Written problem >> Write out every single entry exactly.
## begin Input for this task
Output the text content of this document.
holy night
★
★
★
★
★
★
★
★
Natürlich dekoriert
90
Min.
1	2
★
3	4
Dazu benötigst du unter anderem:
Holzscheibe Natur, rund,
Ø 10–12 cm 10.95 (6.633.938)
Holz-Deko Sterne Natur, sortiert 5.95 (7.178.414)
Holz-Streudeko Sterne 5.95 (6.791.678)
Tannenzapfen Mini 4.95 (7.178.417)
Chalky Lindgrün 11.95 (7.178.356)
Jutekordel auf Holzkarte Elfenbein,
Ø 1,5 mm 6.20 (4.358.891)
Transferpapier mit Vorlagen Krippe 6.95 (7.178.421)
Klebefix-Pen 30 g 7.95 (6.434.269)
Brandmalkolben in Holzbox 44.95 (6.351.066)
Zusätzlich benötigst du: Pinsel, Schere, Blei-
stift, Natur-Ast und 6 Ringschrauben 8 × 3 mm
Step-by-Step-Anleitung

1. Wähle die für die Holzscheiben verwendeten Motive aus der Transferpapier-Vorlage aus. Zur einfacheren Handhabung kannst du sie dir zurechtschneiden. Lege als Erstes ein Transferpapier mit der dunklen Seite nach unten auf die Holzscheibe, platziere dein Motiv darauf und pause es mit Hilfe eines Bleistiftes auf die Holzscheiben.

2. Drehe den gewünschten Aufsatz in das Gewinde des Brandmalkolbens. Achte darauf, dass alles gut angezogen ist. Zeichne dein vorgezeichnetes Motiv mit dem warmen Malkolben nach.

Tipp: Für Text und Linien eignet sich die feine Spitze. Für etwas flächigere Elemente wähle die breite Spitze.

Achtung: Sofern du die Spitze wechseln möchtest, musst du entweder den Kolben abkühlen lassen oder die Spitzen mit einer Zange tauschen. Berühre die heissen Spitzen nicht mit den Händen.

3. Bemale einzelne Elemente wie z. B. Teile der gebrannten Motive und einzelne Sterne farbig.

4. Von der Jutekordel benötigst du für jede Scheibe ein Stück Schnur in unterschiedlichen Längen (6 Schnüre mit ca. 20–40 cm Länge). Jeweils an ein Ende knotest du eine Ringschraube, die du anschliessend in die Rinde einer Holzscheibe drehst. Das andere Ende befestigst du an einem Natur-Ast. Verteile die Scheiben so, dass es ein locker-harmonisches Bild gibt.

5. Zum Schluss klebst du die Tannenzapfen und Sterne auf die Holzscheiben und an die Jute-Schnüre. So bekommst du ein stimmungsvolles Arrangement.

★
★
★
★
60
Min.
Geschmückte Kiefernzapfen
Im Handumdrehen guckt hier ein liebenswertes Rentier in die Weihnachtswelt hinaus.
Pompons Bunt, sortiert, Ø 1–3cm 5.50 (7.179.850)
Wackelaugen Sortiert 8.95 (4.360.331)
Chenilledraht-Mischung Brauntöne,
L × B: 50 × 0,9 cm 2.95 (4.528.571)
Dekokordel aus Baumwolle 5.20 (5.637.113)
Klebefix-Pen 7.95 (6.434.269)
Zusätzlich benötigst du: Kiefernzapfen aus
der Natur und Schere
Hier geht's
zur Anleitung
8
## end Input for this task
Task output >>
Output the text content of this document.
holy night
★
★
★
★
★
★
★
★
Natürlich dekoriert
90
Min.
1	2
★
3	4
Dazu benötigst du unter anderem:
Holzscheibe Natur, rund,
Ø 10–12 cm 10.95 (6.633.938)
Holz-Deko Sterne Natur, sortiert 5.95 (7.178.414)
Holz-Streudeko Sterne 5.95 (6.791.678)
Tannenzapfen Mini 4.95 (7.178.417)
Chalky Lindgrün 11.95 (7.178.356)
Jutekordel auf Holzkarte Elfenbein,
Ø 1,5 mm 6.20 (4.358.891)
Transferpapier mit Vorlagen Krippe 6.95 (7.178.421)
Klebefix-Pen 30 g 7.95 (6.434.269)
Brandmalkolben in Holzbox 44.95 (6.351.066)
Zusätzlich benötigst du: Pinsel, Schere, Blei-
stift, Natur-Ast und 6 Ringschrauben 8 × 3 mm
Step-by-Step-Anleitung

1. Wähle die für die Holzscheiben verwendeten Motive aus der Transferpapier-Vorlage aus. Zur einfacheren Handhabung kannst du sie dir zurechtschneiden. Lege als Erstes ein Transferpapier mit der dunklen Seite nach unten auf die Holzscheibe, platziere dein Motiv darauf und pause es mit Hilfe eines Bleistiftes auf die Holzscheiben.

2. Drehe den gewünschten Aufsatz in das Gewinde des Brandmalkolbens. Achte darauf, dass alles gut angezogen ist. Zeichne dein vorgezeichnetes Motiv mit dem warmen Malkolben nach.

Tipp: Für Text und Linien eignet sich die feine Spitze. Für etwas flächigere Elemente wähle die breite Spitze.

Achtung: Sofern du die Spitze wechseln möchtest, musst du entweder den Kolben abkühlen lassen oder die Spitzen mit einer Zange tauschen. Berühre die heissen Spitzen nicht mit den Händen.

3. Bemale einzelne Elemente wie z. B. Teile der gebrannten Motive und einzelne Sterne farbig.

4. Von der Jutekordel benötigst du für jede Scheibe ein Stück Schnur in unterschiedlichen Längen (6 Schnüre mit ca. 20–40 cm Länge). Jeweils an ein Ende knotest du eine Ringschraube, die du anschliessend in die Rinde einer Holzscheibe drehst. Das andere Ende befestigst du an einem Natur-Ast. Verteile die Scheiben so, dass es ein locker-harmonisches Bild gibt.

5. Zum Schluss klebst du die Tannenzapfen und Sterne auf die Holzscheiben und an die Jute-Schnüre. So bekommst du ein stimmungsvolles Arrangement.

★
★
★
★
60
Min.
Geschmückte Kiefernzapfen
Im Handumdrehen guckt hier ein liebenswertes Rentier in die Weihnachtswelt hinaus.
Pompons Bunt, sortiert, Ø 1–3cm 5.50 (7.179.850)
Wackelaugen Sortiert 8.95 (4.360.331)
Chenilledraht-Mischung Brauntöne,
L × B: 50 × 0,9 cm 2.95 (4.528.571)
Dekokordel aus Baumwolle 5.20 (5.637.113)
Klebefix-Pen 7.95 (6.434.269)
Zusätzlich benötigst du: Kiefernzapfen aus
der Natur und Schere
Hier geht's
zur Anleitung
8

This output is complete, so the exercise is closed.